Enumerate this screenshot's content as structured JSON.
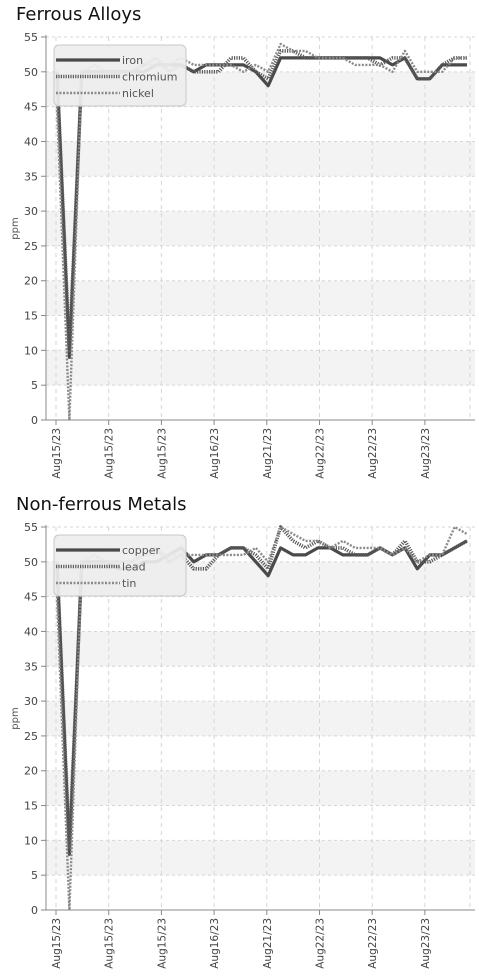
{
  "charts": [
    {
      "title": "Ferrous Alloys",
      "ylabel": "ppm"
    },
    {
      "title": "Non-ferrous Metals",
      "ylabel": "ppm"
    }
  ],
  "chart_data": [
    {
      "type": "line",
      "title": "Ferrous Alloys",
      "xlabel": "",
      "ylabel": "ppm",
      "ylim": [
        0,
        55
      ],
      "yticks": [
        0,
        5,
        10,
        15,
        20,
        25,
        30,
        35,
        40,
        45,
        50,
        55
      ],
      "xtick_labels": [
        "Aug15/23",
        "Aug15/23",
        "Aug15/23",
        "Aug16/23",
        "Aug21/23",
        "Aug22/23",
        "Aug22/23",
        "Aug23/23"
      ],
      "grid": true,
      "legend_position": "top-left",
      "series": [
        {
          "name": "iron",
          "values": [
            50,
            9,
            50,
            50,
            50,
            50,
            50,
            50,
            51,
            51,
            51,
            50,
            51,
            51,
            51,
            51,
            50,
            48,
            52,
            52,
            52,
            52,
            52,
            52,
            52,
            52,
            52,
            51,
            52,
            49,
            49,
            51,
            51,
            51
          ]
        },
        {
          "name": "chromium",
          "values": [
            50,
            10,
            50,
            50,
            50,
            50,
            50,
            51,
            52,
            50,
            51,
            50,
            50,
            50,
            52,
            52,
            50,
            49,
            53,
            53,
            52,
            52,
            52,
            52,
            52,
            52,
            51,
            52,
            52,
            49,
            49,
            51,
            52,
            52
          ]
        },
        {
          "name": "nickel",
          "values": [
            45,
            0,
            50,
            51,
            50,
            50,
            50,
            51,
            51,
            51,
            52,
            51,
            51,
            51,
            51,
            50,
            51,
            50,
            54,
            53,
            53,
            52,
            52,
            52,
            51,
            51,
            51,
            50,
            53,
            50,
            50,
            50,
            52,
            52
          ]
        }
      ]
    },
    {
      "type": "line",
      "title": "Non-ferrous Metals",
      "xlabel": "",
      "ylabel": "ppm",
      "ylim": [
        0,
        55
      ],
      "yticks": [
        0,
        5,
        10,
        15,
        20,
        25,
        30,
        35,
        40,
        45,
        50,
        55
      ],
      "xtick_labels": [
        "Aug15/23",
        "Aug15/23",
        "Aug15/23",
        "Aug16/23",
        "Aug21/23",
        "Aug22/23",
        "Aug22/23",
        "Aug23/23"
      ],
      "grid": true,
      "legend_position": "top-left",
      "series": [
        {
          "name": "copper",
          "values": [
            50,
            8,
            50,
            50,
            50,
            49,
            49,
            50,
            50,
            51,
            52,
            50,
            51,
            51,
            52,
            52,
            50,
            48,
            52,
            51,
            51,
            52,
            52,
            51,
            51,
            51,
            52,
            51,
            52,
            49,
            51,
            51,
            52,
            53
          ]
        },
        {
          "name": "lead",
          "values": [
            50,
            9,
            50,
            50,
            50,
            50,
            50,
            51,
            52,
            50,
            51,
            49,
            49,
            51,
            52,
            52,
            51,
            49,
            55,
            53,
            52,
            53,
            52,
            52,
            51,
            51,
            52,
            51,
            53,
            50,
            50,
            51,
            52,
            53
          ]
        },
        {
          "name": "tin",
          "values": [
            45,
            0,
            50,
            51,
            50,
            50,
            50,
            51,
            51,
            51,
            51,
            51,
            51,
            51,
            51,
            51,
            52,
            50,
            55,
            54,
            53,
            53,
            52,
            53,
            52,
            52,
            52,
            51,
            52,
            50,
            51,
            51,
            55,
            54
          ]
        }
      ]
    }
  ]
}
++++++
Leave every image out, and retype the material exactly.

Answer to the problem:
Enumerate this screenshot's content as structured JSON.
{
  "charts": [
    {
      "title": "Ferrous Alloys",
      "ylabel": "ppm"
    },
    {
      "title": "Non-ferrous Metals",
      "ylabel": "ppm"
    }
  ],
  "chart_data": [
    {
      "type": "line",
      "title": "Ferrous Alloys",
      "xlabel": "",
      "ylabel": "ppm",
      "ylim": [
        0,
        55
      ],
      "yticks": [
        0,
        5,
        10,
        15,
        20,
        25,
        30,
        35,
        40,
        45,
        50,
        55
      ],
      "xtick_labels": [
        "Aug15/23",
        "Aug15/23",
        "Aug15/23",
        "Aug16/23",
        "Aug21/23",
        "Aug22/23",
        "Aug22/23",
        "Aug23/23"
      ],
      "grid": true,
      "legend_position": "top-left",
      "series": [
        {
          "name": "iron",
          "values": [
            50,
            9,
            50,
            50,
            50,
            50,
            50,
            50,
            51,
            51,
            51,
            50,
            51,
            51,
            51,
            51,
            50,
            48,
            52,
            52,
            52,
            52,
            52,
            52,
            52,
            52,
            52,
            51,
            52,
            49,
            49,
            51,
            51,
            51
          ]
        },
        {
          "name": "chromium",
          "values": [
            50,
            10,
            50,
            50,
            50,
            50,
            50,
            51,
            52,
            50,
            51,
            50,
            50,
            50,
            52,
            52,
            50,
            49,
            53,
            53,
            52,
            52,
            52,
            52,
            52,
            52,
            51,
            52,
            52,
            49,
            49,
            51,
            52,
            52
          ]
        },
        {
          "name": "nickel",
          "values": [
            45,
            0,
            50,
            51,
            50,
            50,
            50,
            51,
            51,
            51,
            52,
            51,
            51,
            51,
            51,
            50,
            51,
            50,
            54,
            53,
            53,
            52,
            52,
            52,
            51,
            51,
            51,
            50,
            53,
            50,
            50,
            50,
            52,
            52
          ]
        }
      ]
    },
    {
      "type": "line",
      "title": "Non-ferrous Metals",
      "xlabel": "",
      "ylabel": "ppm",
      "ylim": [
        0,
        55
      ],
      "yticks": [
        0,
        5,
        10,
        15,
        20,
        25,
        30,
        35,
        40,
        45,
        50,
        55
      ],
      "xtick_labels": [
        "Aug15/23",
        "Aug15/23",
        "Aug15/23",
        "Aug16/23",
        "Aug21/23",
        "Aug22/23",
        "Aug22/23",
        "Aug23/23"
      ],
      "grid": true,
      "legend_position": "top-left",
      "series": [
        {
          "name": "copper",
          "values": [
            50,
            8,
            50,
            50,
            50,
            49,
            49,
            50,
            50,
            51,
            52,
            50,
            51,
            51,
            52,
            52,
            50,
            48,
            52,
            51,
            51,
            52,
            52,
            51,
            51,
            51,
            52,
            51,
            52,
            49,
            51,
            51,
            52,
            53
          ]
        },
        {
          "name": "lead",
          "values": [
            50,
            9,
            50,
            50,
            50,
            50,
            50,
            51,
            52,
            50,
            51,
            49,
            49,
            51,
            52,
            52,
            51,
            49,
            55,
            53,
            52,
            53,
            52,
            52,
            51,
            51,
            52,
            51,
            53,
            50,
            50,
            51,
            52,
            53
          ]
        },
        {
          "name": "tin",
          "values": [
            45,
            0,
            50,
            51,
            50,
            50,
            50,
            51,
            51,
            51,
            51,
            51,
            51,
            51,
            51,
            51,
            52,
            50,
            55,
            54,
            53,
            53,
            52,
            53,
            52,
            52,
            52,
            51,
            52,
            50,
            51,
            51,
            55,
            54
          ]
        }
      ]
    }
  ]
}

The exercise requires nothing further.